* _EXTRACT_:
# # # #
Surprise: It’s Not About Attitude

For the sake of simplicity, let’s say everyone born in or after 1985 is “younger.” Everyone else, moi included, is “older.” That younger group includes Millennials, who are often described as having self-centered or entitled attitudes. Describing younger generations as having a poor attitude is a tradition that’s been around for…well, millennia. The presumptions rarely hold true and in this case are also irrelevant. What makes phone phobia different for younger people is what happened in 2003: Do Not Call laws went into effect.

Older People Have Two Calling Models

Let’s start on the older end of the age range. For these people, phone phobia is driven by the experience in receiving ugly cold calls. Most callers were rude, pushy, and sounded like they were reading a script. Eventually, these calls went beyond intrusive and annoying, as well as waaay past unprofessional. Things got so bad the Do Not Call laws were implemented.

For older people making outbound calls, the canned, annoying, pushy and unprofessional call is the model that comes most easily to mind. That model is the source of their phone phobia: they don’t want to behave like those callers, and they know their prospects will reject such calls. However, this older group has a much more pleasant phone model to draw from, too.

Most older people remember a time when phone calls were not at all tainted. We’re old enough to remember how special it was to receive and make long distance calls. We’re also old enough to have acquired phone etiquette because we learned it at home, and saw it on TV.  Television, in particular, taught us business phone etiquette. From Della Street to JR, we saw business calls on both sides of the phone line so often the proper behaviors were almost automatic. (I’ll explain why this is important in a bit.)

All in all, people who had been making and receiving a lot of phone calls by 2003 have two models to work with: one positive, and one negative. That’s not the case for those on the younger end of the age range.

Younger People Have Almost No Model

Our oldest “younger” person was born close to 1985. In the present, they’re in their early to mid thirties, but way back in 2003 they were about 18 years old. Being teens, most were barely cognizant of the experience adults had in getting rude and pushy cold calls. You can easily imagine many shrugging off their parents’ annoyance — what’s the big deal?

By the time these youngsters acquired their own phone numbers and were old enough to be good prospects, the Do Not Calls laws were in full swing. They received far fewer annoying calls, which means the dreaded model is much more theoretical for younger callers. Sure, they got the message that making cold calls is bad, but they don’t have personal clarity on what to avoid.

In addition, examples of basic phone etiquette became less common at home and on TV. Fewer kids were taught how to properly answer a phone–their parents didn’t treat it as a special privilege. Examples of business phone etiquette became rare, too. Secretaries on “Ally McBeal” weren’t exactly taking messages and the cops on “Law and Order” weren’t focused on customer service. This gap was filled with training as our younger group entered the work force, but that training doesn’t duplicate the depth of the positive model the older group has.
# # # #
* _SUPPLIED RECORDS_:
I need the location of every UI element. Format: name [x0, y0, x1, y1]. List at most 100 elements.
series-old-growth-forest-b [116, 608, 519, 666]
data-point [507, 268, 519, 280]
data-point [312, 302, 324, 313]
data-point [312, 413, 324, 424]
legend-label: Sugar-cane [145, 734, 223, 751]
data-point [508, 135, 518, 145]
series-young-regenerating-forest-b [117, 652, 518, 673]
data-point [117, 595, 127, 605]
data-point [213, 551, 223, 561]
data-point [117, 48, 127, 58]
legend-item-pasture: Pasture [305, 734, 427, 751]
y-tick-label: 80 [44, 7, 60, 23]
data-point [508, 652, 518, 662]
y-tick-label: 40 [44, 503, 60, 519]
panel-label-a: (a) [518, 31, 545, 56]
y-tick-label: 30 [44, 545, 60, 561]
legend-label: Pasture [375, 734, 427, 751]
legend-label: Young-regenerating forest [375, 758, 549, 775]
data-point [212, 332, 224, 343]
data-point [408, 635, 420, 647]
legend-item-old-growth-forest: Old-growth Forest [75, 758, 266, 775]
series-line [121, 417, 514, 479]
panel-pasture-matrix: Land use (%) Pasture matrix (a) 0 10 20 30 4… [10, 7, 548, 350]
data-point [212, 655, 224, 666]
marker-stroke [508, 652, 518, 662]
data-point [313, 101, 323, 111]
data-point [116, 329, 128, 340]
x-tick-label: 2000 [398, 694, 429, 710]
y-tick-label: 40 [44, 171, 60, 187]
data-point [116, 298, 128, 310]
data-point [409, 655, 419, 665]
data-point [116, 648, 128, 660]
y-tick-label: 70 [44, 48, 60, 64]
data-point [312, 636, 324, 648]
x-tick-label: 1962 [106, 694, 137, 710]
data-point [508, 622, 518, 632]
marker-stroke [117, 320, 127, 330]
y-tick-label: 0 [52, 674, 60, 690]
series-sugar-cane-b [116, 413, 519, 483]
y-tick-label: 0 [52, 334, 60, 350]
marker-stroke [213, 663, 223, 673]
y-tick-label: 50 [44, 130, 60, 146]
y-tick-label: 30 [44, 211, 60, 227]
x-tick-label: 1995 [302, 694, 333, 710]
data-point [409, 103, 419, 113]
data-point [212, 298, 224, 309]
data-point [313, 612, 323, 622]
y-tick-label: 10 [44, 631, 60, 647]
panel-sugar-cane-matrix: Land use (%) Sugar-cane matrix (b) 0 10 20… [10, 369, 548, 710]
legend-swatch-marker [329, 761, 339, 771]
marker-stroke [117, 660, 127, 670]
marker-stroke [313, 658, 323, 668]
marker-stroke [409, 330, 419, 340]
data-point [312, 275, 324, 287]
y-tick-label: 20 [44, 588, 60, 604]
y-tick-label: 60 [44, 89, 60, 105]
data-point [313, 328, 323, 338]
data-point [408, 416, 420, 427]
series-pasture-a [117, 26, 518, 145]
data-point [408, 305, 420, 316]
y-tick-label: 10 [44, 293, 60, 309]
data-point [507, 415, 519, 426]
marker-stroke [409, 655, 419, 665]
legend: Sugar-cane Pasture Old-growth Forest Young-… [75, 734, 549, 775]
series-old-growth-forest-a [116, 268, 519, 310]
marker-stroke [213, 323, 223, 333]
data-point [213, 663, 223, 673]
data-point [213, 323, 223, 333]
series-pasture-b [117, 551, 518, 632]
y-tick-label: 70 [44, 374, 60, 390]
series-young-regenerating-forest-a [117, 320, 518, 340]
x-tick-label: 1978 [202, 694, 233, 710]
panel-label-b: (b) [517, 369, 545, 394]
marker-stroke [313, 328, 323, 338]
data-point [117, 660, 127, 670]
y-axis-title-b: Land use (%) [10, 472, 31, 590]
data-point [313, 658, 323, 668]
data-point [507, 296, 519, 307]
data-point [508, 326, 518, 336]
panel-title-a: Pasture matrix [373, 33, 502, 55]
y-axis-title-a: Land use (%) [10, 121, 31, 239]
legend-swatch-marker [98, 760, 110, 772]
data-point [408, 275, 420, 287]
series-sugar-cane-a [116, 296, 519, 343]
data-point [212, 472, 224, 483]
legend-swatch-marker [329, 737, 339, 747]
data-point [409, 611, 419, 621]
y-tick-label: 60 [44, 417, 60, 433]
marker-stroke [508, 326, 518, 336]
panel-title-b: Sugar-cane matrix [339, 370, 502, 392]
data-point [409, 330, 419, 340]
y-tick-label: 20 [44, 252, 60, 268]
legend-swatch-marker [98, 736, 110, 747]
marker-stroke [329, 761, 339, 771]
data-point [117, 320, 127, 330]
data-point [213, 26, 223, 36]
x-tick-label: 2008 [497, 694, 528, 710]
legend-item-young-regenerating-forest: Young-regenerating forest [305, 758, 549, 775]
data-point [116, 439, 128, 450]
# # # #
* _PROBLEM TO WORK ON_: Continue the piece on generational differences in phone phobia from the point where it stops.

* _TASK RESULT_:
Last but definitely not least: the landline telephone was no longer the only way to communicate. IMing and texting were added to the mix — communication devices that do not provide a voice-to-voice model at all. As a result, younger people often feel that making a phone call is essentially somewhat rude, no matter how the call is handled.

Should Each Group Receive Their Own Training?

Since younger people have had a difference experience with the phone, should they receive their own training? No, because the concerns younger people have about making cold calls are nearly identical to those of older people. No matter their age, most people are worried about how prospects will react to being interrupted. They’re worried about the image they’re projecting. Like their older peers, younger people are not sure what they should say. Like their younger peers, older people often have unrealistic expectations for what they can or should be able to do when cold calling.

The methods for resolving concerns and equipping callers with effective telemarketing skills are the same, too. However, managers should be ready to make adjustments in their coaching as needed, so I’ll wrap up with a few tips.

Tips for Following Through After Training

Remember that most people do not finish their learning curve in training, they complete it on the job.

  • People of all ages often need to be reminded of the above, and that building their skills can feel awkward and uncomfortable in the meantime.
  • Because the model is often unfamiliar to younger people, they may not have an intuitive “ah ha” when learning it. This means they may not start to fine tune their approach and calls for a while. In other words, they may need more practice over time.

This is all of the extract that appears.